Stored data:
⁂

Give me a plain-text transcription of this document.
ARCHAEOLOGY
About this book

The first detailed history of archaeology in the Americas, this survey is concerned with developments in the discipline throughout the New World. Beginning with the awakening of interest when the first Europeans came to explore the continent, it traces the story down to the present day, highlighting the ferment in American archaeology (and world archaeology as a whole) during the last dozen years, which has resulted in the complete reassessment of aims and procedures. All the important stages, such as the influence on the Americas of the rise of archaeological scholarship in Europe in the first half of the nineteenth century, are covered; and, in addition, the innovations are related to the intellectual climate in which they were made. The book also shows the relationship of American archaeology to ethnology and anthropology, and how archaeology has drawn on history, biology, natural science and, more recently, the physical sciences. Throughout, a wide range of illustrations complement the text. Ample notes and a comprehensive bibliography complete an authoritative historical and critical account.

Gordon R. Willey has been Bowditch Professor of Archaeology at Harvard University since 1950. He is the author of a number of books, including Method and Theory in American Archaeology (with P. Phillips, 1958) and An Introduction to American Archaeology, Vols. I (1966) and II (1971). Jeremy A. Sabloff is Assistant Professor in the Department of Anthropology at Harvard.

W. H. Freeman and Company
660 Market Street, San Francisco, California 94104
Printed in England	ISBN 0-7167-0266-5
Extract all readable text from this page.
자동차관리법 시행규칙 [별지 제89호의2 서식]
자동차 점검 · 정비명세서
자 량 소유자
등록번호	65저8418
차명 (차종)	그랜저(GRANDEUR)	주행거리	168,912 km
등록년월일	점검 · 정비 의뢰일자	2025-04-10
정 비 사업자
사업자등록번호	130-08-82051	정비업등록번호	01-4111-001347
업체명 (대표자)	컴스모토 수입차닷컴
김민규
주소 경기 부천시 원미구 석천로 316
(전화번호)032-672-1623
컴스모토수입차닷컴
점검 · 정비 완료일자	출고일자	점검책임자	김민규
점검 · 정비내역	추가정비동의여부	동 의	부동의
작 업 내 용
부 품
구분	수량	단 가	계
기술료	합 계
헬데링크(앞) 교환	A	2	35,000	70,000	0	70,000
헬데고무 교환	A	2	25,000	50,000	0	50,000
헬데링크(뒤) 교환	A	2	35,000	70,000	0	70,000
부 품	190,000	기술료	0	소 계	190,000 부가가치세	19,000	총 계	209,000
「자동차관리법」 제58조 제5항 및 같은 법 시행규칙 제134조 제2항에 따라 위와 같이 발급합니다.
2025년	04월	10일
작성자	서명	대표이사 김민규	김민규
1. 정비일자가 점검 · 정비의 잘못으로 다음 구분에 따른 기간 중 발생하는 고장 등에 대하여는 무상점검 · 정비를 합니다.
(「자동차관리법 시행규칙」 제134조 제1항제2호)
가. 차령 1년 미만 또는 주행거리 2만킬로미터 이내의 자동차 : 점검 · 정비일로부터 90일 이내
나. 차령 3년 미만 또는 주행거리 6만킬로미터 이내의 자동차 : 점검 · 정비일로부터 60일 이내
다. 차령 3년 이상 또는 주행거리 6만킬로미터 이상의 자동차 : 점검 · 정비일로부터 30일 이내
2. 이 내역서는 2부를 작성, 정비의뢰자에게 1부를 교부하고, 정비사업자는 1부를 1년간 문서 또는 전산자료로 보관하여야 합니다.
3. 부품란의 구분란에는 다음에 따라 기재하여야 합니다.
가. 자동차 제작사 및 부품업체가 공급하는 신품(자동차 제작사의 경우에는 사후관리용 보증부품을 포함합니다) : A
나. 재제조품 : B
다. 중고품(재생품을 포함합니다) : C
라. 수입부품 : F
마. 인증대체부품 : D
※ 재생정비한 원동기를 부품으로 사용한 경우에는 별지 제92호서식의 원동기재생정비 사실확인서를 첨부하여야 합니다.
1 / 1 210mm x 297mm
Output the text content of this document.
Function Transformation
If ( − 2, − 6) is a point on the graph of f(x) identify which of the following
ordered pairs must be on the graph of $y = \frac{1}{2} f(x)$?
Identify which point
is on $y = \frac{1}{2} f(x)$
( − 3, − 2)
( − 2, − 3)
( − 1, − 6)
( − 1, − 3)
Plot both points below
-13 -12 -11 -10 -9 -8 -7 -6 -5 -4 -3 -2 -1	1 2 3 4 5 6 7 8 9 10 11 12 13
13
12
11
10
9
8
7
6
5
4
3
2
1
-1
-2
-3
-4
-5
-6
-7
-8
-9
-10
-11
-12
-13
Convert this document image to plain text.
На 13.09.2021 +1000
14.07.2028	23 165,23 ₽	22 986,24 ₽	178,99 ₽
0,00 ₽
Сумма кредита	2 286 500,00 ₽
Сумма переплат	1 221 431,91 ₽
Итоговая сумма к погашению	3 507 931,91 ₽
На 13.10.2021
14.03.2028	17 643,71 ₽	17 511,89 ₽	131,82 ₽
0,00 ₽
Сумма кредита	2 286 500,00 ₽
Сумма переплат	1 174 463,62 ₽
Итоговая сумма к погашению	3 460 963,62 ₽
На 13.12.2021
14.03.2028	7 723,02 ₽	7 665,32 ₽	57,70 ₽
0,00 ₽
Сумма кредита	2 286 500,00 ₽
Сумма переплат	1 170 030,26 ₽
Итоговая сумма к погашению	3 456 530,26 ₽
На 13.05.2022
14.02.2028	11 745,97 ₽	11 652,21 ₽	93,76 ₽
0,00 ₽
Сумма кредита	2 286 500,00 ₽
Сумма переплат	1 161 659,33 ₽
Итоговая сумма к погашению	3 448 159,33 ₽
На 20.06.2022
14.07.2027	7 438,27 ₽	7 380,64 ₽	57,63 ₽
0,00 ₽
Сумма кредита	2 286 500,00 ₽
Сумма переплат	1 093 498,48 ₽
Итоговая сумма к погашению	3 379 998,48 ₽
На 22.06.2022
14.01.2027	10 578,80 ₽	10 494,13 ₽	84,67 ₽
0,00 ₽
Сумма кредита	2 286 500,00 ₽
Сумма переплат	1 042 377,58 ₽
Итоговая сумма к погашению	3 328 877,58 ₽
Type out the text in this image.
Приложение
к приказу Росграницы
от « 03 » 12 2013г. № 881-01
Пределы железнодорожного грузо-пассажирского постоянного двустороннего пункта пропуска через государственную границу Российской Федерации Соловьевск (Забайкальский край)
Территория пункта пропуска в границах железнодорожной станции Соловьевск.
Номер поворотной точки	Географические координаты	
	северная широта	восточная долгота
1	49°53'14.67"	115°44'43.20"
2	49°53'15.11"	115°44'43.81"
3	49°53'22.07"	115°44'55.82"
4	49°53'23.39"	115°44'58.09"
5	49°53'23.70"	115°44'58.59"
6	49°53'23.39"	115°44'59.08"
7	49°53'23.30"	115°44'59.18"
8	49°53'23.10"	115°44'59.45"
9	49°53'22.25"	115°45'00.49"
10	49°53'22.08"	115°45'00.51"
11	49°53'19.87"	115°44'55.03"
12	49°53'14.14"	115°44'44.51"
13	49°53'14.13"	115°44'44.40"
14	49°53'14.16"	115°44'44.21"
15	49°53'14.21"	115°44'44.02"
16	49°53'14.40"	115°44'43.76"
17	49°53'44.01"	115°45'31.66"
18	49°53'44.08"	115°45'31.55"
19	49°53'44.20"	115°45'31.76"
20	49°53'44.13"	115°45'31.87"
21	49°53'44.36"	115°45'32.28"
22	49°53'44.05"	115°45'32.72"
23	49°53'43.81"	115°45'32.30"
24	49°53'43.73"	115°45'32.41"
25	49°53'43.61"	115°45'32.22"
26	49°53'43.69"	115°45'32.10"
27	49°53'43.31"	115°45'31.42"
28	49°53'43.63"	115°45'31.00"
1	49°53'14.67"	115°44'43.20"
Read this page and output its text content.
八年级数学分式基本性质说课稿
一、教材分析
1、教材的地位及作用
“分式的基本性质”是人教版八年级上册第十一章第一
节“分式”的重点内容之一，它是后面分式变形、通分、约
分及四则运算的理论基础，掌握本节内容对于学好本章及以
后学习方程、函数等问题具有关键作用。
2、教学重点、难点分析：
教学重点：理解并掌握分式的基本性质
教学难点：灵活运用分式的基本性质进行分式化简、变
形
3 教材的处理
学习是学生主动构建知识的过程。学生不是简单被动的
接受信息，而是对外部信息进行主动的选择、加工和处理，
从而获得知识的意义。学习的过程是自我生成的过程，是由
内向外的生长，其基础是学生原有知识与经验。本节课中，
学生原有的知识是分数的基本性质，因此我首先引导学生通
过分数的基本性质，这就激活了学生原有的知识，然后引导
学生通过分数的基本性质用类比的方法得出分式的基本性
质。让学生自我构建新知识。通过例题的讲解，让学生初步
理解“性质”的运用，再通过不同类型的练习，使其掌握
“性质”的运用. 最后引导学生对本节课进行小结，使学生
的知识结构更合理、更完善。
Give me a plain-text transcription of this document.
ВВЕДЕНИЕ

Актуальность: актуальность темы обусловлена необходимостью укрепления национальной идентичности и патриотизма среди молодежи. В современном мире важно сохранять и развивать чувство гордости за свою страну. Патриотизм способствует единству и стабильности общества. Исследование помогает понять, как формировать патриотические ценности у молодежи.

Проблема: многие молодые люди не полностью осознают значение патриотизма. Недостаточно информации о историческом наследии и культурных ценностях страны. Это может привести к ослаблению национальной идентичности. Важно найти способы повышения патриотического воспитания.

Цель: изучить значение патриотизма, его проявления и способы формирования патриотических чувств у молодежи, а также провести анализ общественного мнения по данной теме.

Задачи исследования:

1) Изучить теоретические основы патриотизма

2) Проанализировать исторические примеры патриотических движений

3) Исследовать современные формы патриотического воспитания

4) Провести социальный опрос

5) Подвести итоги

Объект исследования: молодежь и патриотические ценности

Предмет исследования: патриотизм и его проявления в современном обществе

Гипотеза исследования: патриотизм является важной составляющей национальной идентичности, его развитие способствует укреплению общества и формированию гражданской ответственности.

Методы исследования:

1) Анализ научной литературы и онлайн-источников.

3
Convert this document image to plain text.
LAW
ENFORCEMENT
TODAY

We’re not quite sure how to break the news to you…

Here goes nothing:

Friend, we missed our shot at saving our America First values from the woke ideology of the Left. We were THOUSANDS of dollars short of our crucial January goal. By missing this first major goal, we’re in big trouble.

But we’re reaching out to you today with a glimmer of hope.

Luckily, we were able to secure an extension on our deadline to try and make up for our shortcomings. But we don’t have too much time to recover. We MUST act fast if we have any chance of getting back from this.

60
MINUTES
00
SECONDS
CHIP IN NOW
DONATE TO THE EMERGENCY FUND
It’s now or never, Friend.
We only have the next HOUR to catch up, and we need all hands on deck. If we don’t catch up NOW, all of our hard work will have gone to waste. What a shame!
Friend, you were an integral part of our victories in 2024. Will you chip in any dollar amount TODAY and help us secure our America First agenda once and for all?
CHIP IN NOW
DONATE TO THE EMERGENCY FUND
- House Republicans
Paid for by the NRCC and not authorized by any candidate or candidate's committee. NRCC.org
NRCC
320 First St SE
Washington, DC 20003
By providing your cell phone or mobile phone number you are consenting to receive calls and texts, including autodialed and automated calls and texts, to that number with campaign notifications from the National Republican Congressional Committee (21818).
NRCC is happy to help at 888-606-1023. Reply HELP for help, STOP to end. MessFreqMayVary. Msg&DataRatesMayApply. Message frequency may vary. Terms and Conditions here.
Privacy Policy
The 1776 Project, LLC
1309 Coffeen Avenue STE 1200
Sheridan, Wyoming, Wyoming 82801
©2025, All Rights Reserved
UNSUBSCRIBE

⁂

- TASK OBJECTIVE
Keep only those lines of the records that hold "исследования", and return them.

- ANSWER BELOW
Задачи исследования:
Объект исследования: молодежь и патриотические ценности
Предмет исследования: патриотизм и его проявления в современном обществе
Гипотеза исследования: патриотизм является важной составляющей национальной идентичности, его развитие способствует укреплению общества и формированию гражданской ответственности.
Методы исследования:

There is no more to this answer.